- _WORK REQUIRED_
Please write out the complete listing that follows, exactly as it reads.

Records from a data collection:
________

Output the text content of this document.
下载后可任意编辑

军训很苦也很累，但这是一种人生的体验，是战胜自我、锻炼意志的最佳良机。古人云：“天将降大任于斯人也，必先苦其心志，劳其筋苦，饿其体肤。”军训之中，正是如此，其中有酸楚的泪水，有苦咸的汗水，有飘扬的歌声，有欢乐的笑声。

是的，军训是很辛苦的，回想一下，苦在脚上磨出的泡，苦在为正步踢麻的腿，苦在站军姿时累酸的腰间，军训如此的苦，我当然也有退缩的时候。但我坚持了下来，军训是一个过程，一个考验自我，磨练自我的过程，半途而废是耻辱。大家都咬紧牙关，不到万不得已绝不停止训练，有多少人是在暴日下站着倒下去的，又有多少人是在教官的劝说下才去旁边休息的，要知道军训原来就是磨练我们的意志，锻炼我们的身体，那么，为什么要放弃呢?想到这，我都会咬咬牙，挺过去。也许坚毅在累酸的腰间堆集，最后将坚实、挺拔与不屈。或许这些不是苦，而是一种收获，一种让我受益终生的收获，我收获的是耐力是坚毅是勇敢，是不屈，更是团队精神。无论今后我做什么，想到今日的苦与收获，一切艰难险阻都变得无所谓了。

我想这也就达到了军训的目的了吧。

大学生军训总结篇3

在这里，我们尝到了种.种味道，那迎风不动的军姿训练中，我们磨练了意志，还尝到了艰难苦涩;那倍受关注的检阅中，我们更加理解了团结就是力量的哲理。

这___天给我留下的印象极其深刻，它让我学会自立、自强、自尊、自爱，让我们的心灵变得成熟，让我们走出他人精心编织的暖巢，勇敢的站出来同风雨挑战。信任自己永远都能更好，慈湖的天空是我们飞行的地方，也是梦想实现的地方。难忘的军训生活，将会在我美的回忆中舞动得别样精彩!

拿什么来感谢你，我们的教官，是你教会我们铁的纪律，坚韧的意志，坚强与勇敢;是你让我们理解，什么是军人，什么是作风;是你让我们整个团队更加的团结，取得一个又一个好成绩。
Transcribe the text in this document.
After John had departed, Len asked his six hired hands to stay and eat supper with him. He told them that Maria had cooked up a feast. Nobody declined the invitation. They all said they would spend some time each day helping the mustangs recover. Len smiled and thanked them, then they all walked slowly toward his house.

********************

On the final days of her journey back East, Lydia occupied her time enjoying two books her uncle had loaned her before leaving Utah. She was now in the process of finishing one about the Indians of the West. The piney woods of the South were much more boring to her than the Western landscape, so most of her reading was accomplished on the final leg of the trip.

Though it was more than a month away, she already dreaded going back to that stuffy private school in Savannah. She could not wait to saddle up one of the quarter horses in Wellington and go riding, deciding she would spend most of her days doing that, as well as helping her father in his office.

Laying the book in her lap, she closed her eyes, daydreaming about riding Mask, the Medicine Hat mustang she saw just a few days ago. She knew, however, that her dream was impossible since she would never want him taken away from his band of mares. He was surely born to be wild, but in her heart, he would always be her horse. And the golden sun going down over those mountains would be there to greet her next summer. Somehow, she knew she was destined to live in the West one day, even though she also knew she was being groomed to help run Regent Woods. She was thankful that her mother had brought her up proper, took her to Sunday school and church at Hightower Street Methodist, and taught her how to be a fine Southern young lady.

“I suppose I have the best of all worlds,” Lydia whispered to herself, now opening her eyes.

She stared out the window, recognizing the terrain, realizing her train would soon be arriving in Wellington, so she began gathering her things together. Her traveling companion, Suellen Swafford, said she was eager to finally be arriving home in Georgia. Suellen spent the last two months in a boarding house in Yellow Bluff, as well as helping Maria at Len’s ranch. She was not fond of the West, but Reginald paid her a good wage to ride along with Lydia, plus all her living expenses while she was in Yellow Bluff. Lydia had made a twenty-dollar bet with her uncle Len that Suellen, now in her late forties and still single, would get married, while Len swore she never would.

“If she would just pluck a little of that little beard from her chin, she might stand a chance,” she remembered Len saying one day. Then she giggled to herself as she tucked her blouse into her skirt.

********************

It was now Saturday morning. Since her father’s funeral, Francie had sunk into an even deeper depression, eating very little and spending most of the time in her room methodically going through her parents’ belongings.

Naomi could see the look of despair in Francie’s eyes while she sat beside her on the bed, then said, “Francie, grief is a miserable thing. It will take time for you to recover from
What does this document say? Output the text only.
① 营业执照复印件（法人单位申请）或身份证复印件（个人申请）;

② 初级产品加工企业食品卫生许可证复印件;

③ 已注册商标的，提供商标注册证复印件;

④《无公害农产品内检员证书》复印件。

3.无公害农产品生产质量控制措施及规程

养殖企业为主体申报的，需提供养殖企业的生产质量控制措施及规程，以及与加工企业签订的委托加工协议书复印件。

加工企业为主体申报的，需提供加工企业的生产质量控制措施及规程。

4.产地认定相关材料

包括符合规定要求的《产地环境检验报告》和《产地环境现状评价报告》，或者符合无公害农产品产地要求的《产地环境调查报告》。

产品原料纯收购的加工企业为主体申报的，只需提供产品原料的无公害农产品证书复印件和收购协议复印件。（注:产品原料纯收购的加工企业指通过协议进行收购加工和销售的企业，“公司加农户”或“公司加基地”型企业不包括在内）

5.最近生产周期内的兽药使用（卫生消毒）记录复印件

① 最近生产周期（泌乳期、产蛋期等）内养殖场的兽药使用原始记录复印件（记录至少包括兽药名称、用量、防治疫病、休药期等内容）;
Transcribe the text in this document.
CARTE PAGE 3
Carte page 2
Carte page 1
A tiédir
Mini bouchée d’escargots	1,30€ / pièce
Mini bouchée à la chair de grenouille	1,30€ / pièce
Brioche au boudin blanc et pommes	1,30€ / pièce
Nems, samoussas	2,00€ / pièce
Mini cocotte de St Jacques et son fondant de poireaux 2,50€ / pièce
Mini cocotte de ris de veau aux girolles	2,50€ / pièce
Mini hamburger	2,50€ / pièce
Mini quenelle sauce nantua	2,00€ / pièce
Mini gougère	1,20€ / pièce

________

- _WRITTEN ANSWER_
Output the text content of this document.
下载后可任意编辑

军训很苦也很累，但这是一种人生的体验，是战胜自我、锻炼意志的最佳良机。古人云：“天将降大任于斯人也，必先苦其心志，劳其筋苦，饿其体肤。”军训之中，正是如此，其中有酸楚的泪水，有苦咸的汗水，有飘扬的歌声，有欢乐的笑声。

是的，军训是很辛苦的，回想一下，苦在脚上磨出的泡，苦在为正步踢麻的腿，苦在站军姿时累酸的腰间，军训如此的苦，我当然也有退缩的时候。但我坚持了下来，军训是一个过程，一个考验自我，磨练自我的过程，半途而废是耻辱。大家都咬紧牙关，不到万不得已绝不停止训练，有多少人是在暴日下站着倒下去的，又有多少人是在教官的劝说下才去旁边休息的，要知道军训原来就是磨练我们的意志，锻炼我们的身体，那么，为什么要放弃呢?想到这，我都会咬咬牙，挺过去。也许坚毅在累酸的腰间堆集，最后将坚实、挺拔与不屈。或许这些不是苦，而是一种收获，一种让我受益终生的收获，我收获的是耐力是坚毅是勇敢，是不屈，更是团队精神。无论今后我做什么，想到今日的苦与收获，一切艰难险阻都变得无所谓了。

我想这也就达到了军训的目的了吧。

大学生军训总结篇3

在这里，我们尝到了种.种味道，那迎风不动的军姿训练中，我们磨练了意志，还尝到了艰难苦涩;那倍受关注的检阅中，我们更加理解了团结就是力量的哲理。

这___天给我留下的印象极其深刻，它让我学会自立、自强、自尊、自爱，让我们的心灵变得成熟，让我们走出他人精心编织的暖巢，勇敢的站出来同风雨挑战。信任自己永远都能更好，慈湖的天空是我们飞行的地方，也是梦想实现的地方。难忘的军训生活，将会在我美的回忆中舞动得别样精彩!

拿什么来感谢你，我们的教官，是你教会我们铁的纪律，坚韧的意志，坚强与勇敢;是你让我们理解，什么是军人，什么是作风;是你让我们整个团队更加的团结，取得一个又一个好成绩。
Transcribe the text in this document.
After John had departed, Len asked his six hired hands to stay and eat supper with him. He told them that Maria had cooked up a feast. Nobody declined the invitation. They all said they would spend some time each day helping the mustangs recover. Len smiled and thanked them, then they all walked slowly toward his house.

********************

On the final days of her journey back East, Lydia occupied her time enjoying two books her uncle had loaned her before leaving Utah. She was now in the process of finishing one about the Indians of the West. The piney woods of the South were much more boring to her than the Western landscape, so most of her reading was accomplished on the final leg of the trip.

Though it was more than a month away, she already dreaded going back to that stuffy private school in Savannah. She could not wait to saddle up one of the quarter horses in Wellington and go riding, deciding she would spend most of her days doing that, as well as helping her father in his office.

Laying the book in her lap, she closed her eyes, daydreaming about riding Mask, the Medicine Hat mustang she saw just a few days ago. She knew, however, that her dream was impossible since she would never want him taken away from his band of mares. He was surely born to be wild, but in her heart, he would always be her horse. And the golden sun going down over those mountains would be there to greet her next summer. Somehow, she knew she was destined to live in the West one day, even though she also knew she was being groomed to help run Regent Woods. She was thankful that her mother had brought her up proper, took her to Sunday school and church at Hightower Street Methodist, and taught her how to be a fine Southern young lady.

“I suppose I have the best of all worlds,” Lydia whispered to herself, now opening her eyes.

She stared out the window, recognizing the terrain, realizing her train would soon be arriving in Wellington, so she began gathering her things together. Her traveling companion, Suellen Swafford, said she was eager to finally be arriving home in Georgia. Suellen spent the last two months in a boarding house in Yellow Bluff, as well as helping Maria at Len’s ranch. She was not fond of the West, but Reginald paid her a good wage to ride along with Lydia, plus all her living expenses while she was in Yellow Bluff. Lydia had made a twenty-dollar bet with her uncle Len that Suellen, now in her late forties and still single, would get married, while Len swore she never would.

“If she would just pluck a little of that little beard from her chin, she might stand a chance,” she remembered Len saying one day. Then she giggled to herself as she tucked her blouse into her skirt.

********************

It was now Saturday morning. Since her father’s funeral, Francie had sunk into an even deeper depression, eating very little and spending most of the time in her room methodically going through her parents’ belongings.

Naomi could see the look of despair in Francie’s eyes while she sat beside her on the bed, then said, “Francie, grief is a miserable thing. It will take time for you to recover from
What does this document say? Output the text only.
① 营业执照复印件（法人单位申请）或身份证复印件（个人申请）;

② 初级产品加工企业食品卫生许可证复印件;

③ 已注册商标的，提供商标注册证复印件;

④《无公害农产品内检员证书》复印件。

3.无公害农产品生产质量控制措施及规程

养殖企业为主体申报的，需提供养殖企业的生产质量控制措施及规程，以及与加工企业签订的委托加工协议书复印件。

加工企业为主体申报的，需提供加工企业的生产质量控制措施及规程。

4.产地认定相关材料

包括符合规定要求的《产地环境检验报告》和《产地环境现状评价报告》，或者符合无公害农产品产地要求的《产地环境调查报告》。

产品原料纯收购的加工企业为主体申报的，只需提供产品原料的无公害农产品证书复印件和收购协议复印件。（注:产品原料纯收购的加工企业指通过协议进行收购加工和销售的企业，“公司加农户”或“公司加基地”型企业不包括在内）

5.最近生产周期内的兽药使用（卫生消毒）记录复印件

① 最近生产周期（泌乳期、产蛋期等）内养殖场的兽药使用原始记录复印件（记录至少包括兽药名称、用量、防治疫病、休药期等内容）;
Transcribe the text in this document.
CARTE PAGE 3
Carte page 2
Carte page 1
A tiédir
Mini bouchée d’escargots	1,30€ / pièce
Mini bouchée à la chair de grenouille	1,30€ / pièce
Brioche au boudin blanc et pommes	1,30€ / pièce
Nems, samoussas	2,00€ / pièce
Mini cocotte de St Jacques et son fondant de poireaux 2,50€ / pièce
Mini cocotte de ris de veau aux girolles	2,50€ / pièce
Mini hamburger	2,50€ / pièce
Mini quenelle sauce nantua	2,00€ / pièce
Mini gougère	1,20€ / pièce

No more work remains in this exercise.